> Exercise aim:
State the number of lines in these records that include the word "пчелъ", and add nothing to it.

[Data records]
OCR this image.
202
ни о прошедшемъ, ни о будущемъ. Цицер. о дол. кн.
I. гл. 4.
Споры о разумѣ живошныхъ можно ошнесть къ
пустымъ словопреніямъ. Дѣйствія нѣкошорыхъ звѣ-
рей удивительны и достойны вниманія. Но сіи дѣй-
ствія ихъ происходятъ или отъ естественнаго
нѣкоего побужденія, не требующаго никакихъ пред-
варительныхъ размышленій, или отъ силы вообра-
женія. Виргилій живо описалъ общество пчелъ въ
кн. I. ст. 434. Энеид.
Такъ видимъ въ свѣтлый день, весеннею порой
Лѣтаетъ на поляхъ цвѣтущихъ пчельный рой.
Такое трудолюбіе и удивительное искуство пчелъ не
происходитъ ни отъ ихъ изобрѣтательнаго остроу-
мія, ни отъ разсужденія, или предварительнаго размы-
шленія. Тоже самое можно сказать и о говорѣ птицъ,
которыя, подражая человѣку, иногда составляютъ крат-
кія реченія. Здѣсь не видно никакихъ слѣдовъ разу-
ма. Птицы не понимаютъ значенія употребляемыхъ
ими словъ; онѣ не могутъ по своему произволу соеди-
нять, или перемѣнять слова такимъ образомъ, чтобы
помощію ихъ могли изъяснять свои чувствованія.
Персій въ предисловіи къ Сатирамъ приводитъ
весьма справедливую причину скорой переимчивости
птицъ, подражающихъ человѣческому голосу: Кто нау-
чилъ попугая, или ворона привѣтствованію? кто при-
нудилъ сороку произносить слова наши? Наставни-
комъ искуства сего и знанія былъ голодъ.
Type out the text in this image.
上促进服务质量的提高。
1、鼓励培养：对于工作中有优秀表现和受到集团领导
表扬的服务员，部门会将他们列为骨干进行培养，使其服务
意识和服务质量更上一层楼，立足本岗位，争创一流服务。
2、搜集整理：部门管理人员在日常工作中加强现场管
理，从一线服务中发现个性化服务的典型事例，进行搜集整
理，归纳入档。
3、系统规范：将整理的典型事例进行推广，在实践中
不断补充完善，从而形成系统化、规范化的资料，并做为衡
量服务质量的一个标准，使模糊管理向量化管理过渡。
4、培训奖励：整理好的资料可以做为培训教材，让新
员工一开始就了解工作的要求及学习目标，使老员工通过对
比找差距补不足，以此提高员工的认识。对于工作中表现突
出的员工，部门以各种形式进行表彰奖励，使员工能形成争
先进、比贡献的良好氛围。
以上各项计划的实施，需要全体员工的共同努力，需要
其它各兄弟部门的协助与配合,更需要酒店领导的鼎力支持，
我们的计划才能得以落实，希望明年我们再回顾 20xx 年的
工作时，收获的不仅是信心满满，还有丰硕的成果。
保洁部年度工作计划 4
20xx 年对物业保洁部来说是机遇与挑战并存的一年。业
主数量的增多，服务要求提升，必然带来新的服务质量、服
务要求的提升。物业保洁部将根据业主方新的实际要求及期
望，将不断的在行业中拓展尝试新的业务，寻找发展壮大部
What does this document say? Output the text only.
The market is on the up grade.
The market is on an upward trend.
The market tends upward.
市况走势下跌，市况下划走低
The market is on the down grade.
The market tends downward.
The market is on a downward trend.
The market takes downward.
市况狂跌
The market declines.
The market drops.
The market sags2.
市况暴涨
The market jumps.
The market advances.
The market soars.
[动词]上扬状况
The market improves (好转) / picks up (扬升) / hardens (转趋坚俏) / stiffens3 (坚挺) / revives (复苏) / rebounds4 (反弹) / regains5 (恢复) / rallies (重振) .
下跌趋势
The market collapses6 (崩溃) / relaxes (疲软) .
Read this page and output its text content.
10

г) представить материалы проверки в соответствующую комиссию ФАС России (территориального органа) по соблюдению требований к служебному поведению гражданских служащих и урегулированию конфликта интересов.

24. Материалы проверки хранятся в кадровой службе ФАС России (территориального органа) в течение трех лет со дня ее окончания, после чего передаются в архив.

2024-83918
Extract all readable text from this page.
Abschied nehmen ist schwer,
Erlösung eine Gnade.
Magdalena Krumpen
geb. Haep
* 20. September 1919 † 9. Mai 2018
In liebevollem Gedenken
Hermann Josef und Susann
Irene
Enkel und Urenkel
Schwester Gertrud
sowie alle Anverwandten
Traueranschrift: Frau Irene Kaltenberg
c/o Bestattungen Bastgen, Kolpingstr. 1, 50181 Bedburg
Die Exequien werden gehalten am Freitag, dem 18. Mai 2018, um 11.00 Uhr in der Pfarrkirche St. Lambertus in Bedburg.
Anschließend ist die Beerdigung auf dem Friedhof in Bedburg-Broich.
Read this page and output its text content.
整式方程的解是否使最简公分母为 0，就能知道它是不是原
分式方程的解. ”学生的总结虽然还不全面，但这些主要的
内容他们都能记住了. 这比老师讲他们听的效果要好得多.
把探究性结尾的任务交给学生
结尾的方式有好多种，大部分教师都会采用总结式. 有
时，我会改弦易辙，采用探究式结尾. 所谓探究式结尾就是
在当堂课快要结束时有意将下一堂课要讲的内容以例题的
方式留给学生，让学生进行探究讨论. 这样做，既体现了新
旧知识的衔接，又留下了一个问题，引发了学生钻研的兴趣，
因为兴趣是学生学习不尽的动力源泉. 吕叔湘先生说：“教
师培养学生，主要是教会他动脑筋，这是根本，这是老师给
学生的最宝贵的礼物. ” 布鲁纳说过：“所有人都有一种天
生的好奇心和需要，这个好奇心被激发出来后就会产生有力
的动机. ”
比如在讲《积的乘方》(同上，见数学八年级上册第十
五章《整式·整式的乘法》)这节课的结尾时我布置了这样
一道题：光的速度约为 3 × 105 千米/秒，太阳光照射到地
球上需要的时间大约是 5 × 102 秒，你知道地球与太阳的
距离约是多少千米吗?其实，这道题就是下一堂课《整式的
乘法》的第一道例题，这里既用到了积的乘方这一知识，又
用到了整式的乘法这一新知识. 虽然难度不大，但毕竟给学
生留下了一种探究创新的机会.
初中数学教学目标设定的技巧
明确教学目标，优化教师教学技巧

> Exercise result:
2